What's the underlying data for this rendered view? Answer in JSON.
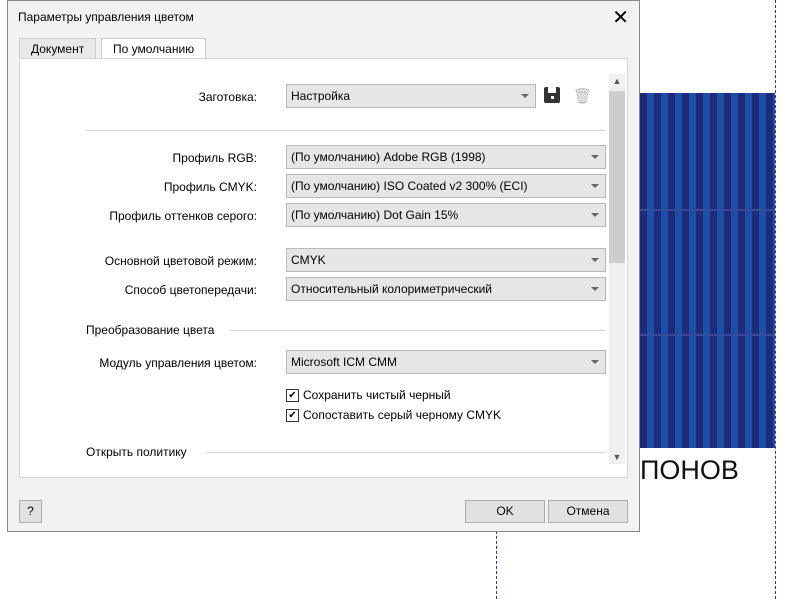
{
  "background": {
    "text": "ПОНОВ"
  },
  "dialog": {
    "title": "Параметры управления цветом",
    "tabs": [
      {
        "label": "Документ"
      },
      {
        "label": "По умолчанию"
      }
    ],
    "preset": {
      "label": "Заготовка:",
      "value": "Настройка"
    },
    "rgb": {
      "label": "Профиль RGB:",
      "value": "(По умолчанию) Adobe RGB (1998)"
    },
    "cmyk": {
      "label": "Профиль CMYK:",
      "value": "(По умолчанию) ISO Coated v2 300% (ECI)"
    },
    "gray": {
      "label": "Профиль оттенков серого:",
      "value": "(По умолчанию) Dot Gain 15%"
    },
    "mode": {
      "label": "Основной цветовой режим:",
      "value": "CMYK"
    },
    "intent": {
      "label": "Способ цветопередачи:",
      "value": "Относительный колориметрический"
    },
    "conversion_section": "Преобразование цвета",
    "cmm": {
      "label": "Модуль управления цветом:",
      "value": "Microsoft ICM CMM"
    },
    "checkboxes": [
      {
        "label": "Сохранить чистый черный",
        "checked": true
      },
      {
        "label": "Сопоставить серый черному CMYK",
        "checked": true
      }
    ],
    "policy_section": "Открыть политику",
    "help": "?",
    "ok": "OK",
    "cancel": "Отмена"
  }
}
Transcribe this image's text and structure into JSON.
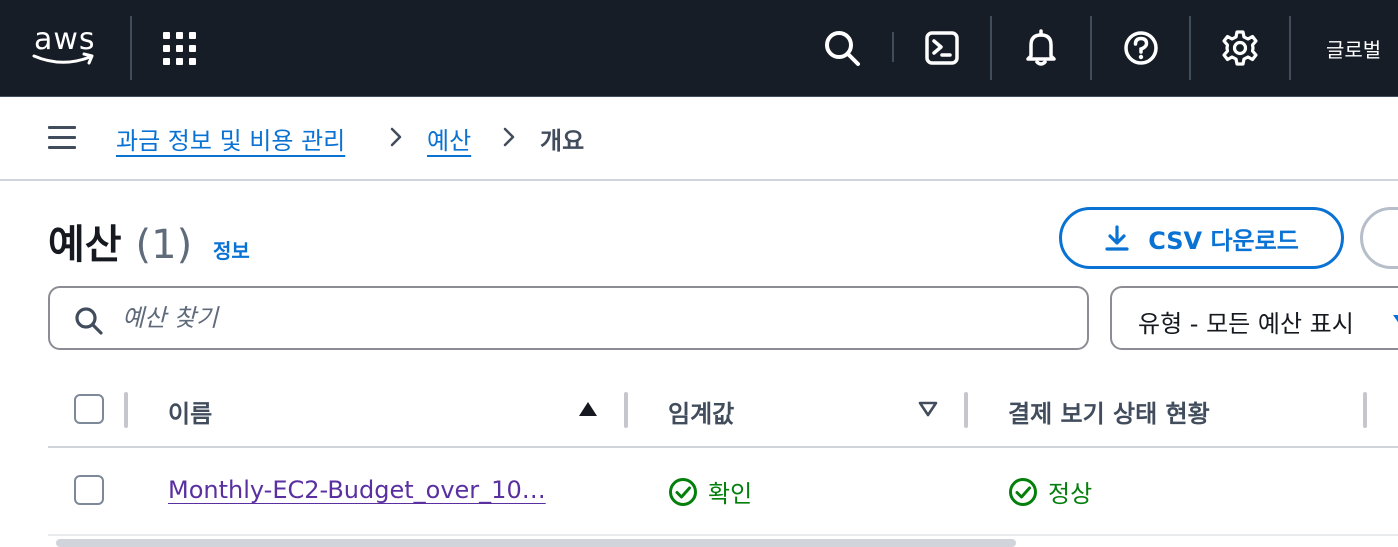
{
  "topnav": {
    "logo_text": "aws",
    "region_label": "글로벌",
    "icons": [
      "apps-grid-icon",
      "search-icon",
      "cloudshell-icon",
      "notifications-icon",
      "help-icon",
      "settings-icon"
    ]
  },
  "breadcrumb": {
    "items": [
      {
        "label": "과금 정보 및 비용 관리"
      },
      {
        "label": "예산"
      },
      {
        "label": "개요"
      }
    ]
  },
  "header": {
    "title": "예산",
    "count": "(1)",
    "info_label": "정보",
    "csv_button_label": "CSV 다운로드"
  },
  "search": {
    "placeholder": "예산 찾기"
  },
  "filter": {
    "selected_label": "유형 - 모든 예산 표시"
  },
  "table": {
    "columns": [
      {
        "label": "이름",
        "sort": "ascending"
      },
      {
        "label": "임계값",
        "sort": "descending"
      },
      {
        "label": "결제 보기 상태 현황",
        "sort": "none"
      }
    ],
    "rows": [
      {
        "name": "Monthly-EC2-Budget_over_10…",
        "threshold": "확인",
        "billing_status": "정상"
      }
    ]
  },
  "colors": {
    "nav_bg": "#161d26",
    "link": "#0972d3",
    "visited_link": "#5a2fa0",
    "success": "#037f0c"
  }
}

========

Copy the whole listing above word for word but do not carry over the pictures.

What's the underlying data for this rendered view? Answer in JSON.
{
  "background": {
    "text": "ПОНОВ"
  },
  "dialog": {
    "title": "Параметры управления цветом",
    "tabs": [
      {
        "label": "Документ"
      },
      {
        "label": "По умолчанию"
      }
    ],
    "preset": {
      "label": "Заготовка:",
      "value": "Настройка"
    },
    "rgb": {
      "label": "Профиль RGB:",
      "value": "(По умолчанию) Adobe RGB (1998)"
    },
    "cmyk": {
      "label": "Профиль CMYK:",
      "value": "(По умолчанию) ISO Coated v2 300% (ECI)"
    },
    "gray": {
      "label": "Профиль оттенков серого:",
      "value": "(По умолчанию) Dot Gain 15%"
    },
    "mode": {
      "label": "Основной цветовой режим:",
      "value": "CMYK"
    },
    "intent": {
      "label": "Способ цветопередачи:",
      "value": "Относительный колориметрический"
    },
    "conversion_section": "Преобразование цвета",
    "cmm": {
      "label": "Модуль управления цветом:",
      "value": "Microsoft ICM CMM"
    },
    "checkboxes": [
      {
        "label": "Сохранить чистый черный",
        "checked": true
      },
      {
        "label": "Сопоставить серый черному CMYK",
        "checked": true
      }
    ],
    "policy_section": "Открыть политику",
    "help": "?",
    "ok": "OK",
    "cancel": "Отмена"
  }
}
Transcribe this image's text and structure into JSON.
{
  "topnav": {
    "logo_text": "aws",
    "region_label": "글로벌",
    "icons": [
      "apps-grid-icon",
      "search-icon",
      "cloudshell-icon",
      "notifications-icon",
      "help-icon",
      "settings-icon"
    ]
  },
  "breadcrumb": {
    "items": [
      {
        "label": "과금 정보 및 비용 관리"
      },
      {
        "label": "예산"
      },
      {
        "label": "개요"
      }
    ]
  },
  "header": {
    "title": "예산",
    "count": "(1)",
    "info_label": "정보",
    "csv_button_label": "CSV 다운로드"
  },
  "search": {
    "placeholder": "예산 찾기"
  },
  "filter": {
    "selected_label": "유형 - 모든 예산 표시"
  },
  "table": {
    "columns": [
      {
        "label": "이름",
        "sort": "ascending"
      },
      {
        "label": "임계값",
        "sort": "descending"
      },
      {
        "label": "결제 보기 상태 현황",
        "sort": "none"
      }
    ],
    "rows": [
      {
        "name": "Monthly-EC2-Budget_over_10…",
        "threshold": "확인",
        "billing_status": "정상"
      }
    ]
  },
  "colors": {
    "nav_bg": "#161d26",
    "link": "#0972d3",
    "visited_link": "#5a2fa0",
    "success": "#037f0c"
  }
}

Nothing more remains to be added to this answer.